## Brief
Please translate this sentence from the article below on George Floyd's death into Spanish: "The knee should instead be placed on a suspect's shoulder area, putting pressure on the upper back."

── Text provided ──

Monday afternoon the Hennepin County (MN) Medical Examiner released a report ruling George Floyd’s in-custody death as a homicide.

The report lists the cause of death as “cardiopulmonary arrest complicating law enforcement subdual, restraint, and neck compression.”

Reporter Tom Lyden of Fox’s Minneapolis affiliate tweeted:

ME report confirms the initial thought of experts in use of force that the hold was a recipe for compressional asphyxia induced heart attack.

An earlier report by Lyton featured multiple use of force experts who described the interaction between Minneapolis Police Department officers and George Floyd as “horrific,” “very egregious,” and as showing a “callous disregard for people in distress. One expert, Seth Stoughton, said there were numerous errors leading to Floyd’s death.

“It’s like a checklist of things done incorrectly,” said Stoughton.

Stoughton, who is a former police officer, said that is a technique you won’t find in any current training manual and it should only be used for a brief period until a suspect could be placed in handcuffs.

The knee should instead be placed on a suspect’s shoulder area, putting pressure on the upper back.

“He’s badly applying something he was taught, or doing something he was never taught,” said Stoughton.

───
── Provided records ──

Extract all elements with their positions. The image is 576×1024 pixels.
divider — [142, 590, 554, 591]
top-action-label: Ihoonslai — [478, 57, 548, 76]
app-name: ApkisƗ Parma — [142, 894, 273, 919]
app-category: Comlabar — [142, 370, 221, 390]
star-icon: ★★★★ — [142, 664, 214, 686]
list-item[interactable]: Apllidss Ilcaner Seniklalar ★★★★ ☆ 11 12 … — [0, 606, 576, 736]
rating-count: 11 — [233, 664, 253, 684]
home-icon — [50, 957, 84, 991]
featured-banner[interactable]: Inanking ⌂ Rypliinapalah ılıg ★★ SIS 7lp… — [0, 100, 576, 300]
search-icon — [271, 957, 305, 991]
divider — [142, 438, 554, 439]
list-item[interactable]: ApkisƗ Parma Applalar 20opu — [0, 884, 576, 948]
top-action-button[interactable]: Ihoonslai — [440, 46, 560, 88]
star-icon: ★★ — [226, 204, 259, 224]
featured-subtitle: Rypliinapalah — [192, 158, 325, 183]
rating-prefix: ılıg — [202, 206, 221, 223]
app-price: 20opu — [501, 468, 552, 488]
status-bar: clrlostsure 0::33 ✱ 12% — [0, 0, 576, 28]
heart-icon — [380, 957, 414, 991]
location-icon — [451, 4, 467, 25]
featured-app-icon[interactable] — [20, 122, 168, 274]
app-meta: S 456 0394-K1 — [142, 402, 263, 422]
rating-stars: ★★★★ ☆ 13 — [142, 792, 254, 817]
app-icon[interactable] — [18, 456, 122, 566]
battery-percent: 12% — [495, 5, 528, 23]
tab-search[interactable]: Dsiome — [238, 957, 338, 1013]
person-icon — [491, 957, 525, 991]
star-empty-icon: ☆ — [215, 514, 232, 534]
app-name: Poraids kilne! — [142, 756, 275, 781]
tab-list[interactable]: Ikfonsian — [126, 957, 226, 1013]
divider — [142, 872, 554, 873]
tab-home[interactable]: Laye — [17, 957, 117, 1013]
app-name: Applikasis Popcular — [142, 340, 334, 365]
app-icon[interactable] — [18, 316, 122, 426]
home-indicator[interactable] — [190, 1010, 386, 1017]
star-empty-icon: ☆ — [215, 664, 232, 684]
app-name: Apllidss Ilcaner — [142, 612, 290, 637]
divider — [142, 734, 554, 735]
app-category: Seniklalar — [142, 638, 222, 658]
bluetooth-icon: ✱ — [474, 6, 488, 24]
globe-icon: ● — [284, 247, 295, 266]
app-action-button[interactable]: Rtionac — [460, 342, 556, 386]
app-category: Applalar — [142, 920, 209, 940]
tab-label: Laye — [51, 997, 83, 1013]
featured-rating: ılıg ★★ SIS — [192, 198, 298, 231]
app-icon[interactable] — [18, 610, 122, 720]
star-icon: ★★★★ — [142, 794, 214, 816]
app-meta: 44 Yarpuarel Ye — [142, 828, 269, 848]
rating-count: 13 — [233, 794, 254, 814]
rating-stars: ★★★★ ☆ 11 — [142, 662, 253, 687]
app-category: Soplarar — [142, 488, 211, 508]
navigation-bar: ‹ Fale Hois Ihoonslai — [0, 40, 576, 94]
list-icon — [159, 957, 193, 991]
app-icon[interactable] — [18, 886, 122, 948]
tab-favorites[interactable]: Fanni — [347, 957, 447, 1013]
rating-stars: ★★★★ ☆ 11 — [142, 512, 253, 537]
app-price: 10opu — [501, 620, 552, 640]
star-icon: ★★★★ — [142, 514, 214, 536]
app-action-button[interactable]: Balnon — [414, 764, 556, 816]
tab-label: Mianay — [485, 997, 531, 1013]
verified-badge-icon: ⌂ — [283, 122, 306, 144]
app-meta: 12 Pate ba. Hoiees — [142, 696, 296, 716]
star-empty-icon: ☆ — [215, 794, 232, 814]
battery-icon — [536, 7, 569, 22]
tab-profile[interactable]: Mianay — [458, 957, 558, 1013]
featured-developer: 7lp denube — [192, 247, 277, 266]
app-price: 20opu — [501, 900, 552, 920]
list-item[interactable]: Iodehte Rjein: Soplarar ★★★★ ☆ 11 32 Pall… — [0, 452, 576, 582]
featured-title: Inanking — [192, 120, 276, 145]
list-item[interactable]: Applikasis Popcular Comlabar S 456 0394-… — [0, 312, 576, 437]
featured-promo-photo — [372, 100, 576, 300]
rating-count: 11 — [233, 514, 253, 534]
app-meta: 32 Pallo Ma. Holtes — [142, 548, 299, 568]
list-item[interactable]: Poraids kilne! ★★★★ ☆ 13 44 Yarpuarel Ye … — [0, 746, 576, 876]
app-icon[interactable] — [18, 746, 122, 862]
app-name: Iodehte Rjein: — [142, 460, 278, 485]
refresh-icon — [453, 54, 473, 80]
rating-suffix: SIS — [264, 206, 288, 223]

───

## Task answer
En cambio, la rodilla debería colocarse en la zona del hombro del sospechoso, ejerciendo presión sobre la parte superior de la espalda.